● **Work required**
Copy every line from the records below that holds the word "мнѣнію".

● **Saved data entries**
※ ※ ※

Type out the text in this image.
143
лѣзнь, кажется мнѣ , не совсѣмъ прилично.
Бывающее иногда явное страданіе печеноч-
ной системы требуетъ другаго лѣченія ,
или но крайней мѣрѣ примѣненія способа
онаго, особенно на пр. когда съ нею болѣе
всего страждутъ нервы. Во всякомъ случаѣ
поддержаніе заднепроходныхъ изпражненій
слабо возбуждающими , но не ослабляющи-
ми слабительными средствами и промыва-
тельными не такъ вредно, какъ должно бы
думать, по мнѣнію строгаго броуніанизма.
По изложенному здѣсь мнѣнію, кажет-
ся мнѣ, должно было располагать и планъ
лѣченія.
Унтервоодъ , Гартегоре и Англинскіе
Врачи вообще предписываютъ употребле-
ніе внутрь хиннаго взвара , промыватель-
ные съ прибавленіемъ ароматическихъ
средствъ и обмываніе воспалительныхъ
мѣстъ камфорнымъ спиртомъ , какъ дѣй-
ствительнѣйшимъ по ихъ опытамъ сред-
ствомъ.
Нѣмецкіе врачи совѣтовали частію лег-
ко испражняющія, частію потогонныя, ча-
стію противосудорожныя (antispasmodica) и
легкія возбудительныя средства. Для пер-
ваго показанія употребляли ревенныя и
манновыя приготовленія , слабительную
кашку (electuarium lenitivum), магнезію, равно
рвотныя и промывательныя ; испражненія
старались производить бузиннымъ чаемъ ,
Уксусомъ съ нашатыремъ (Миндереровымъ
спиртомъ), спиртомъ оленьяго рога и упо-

※ ※ ※

● **Answer to the problem**
думать, по мнѣнію строгаго броуніанизма.
По изложенному здѣсь мнѣнію, кажет-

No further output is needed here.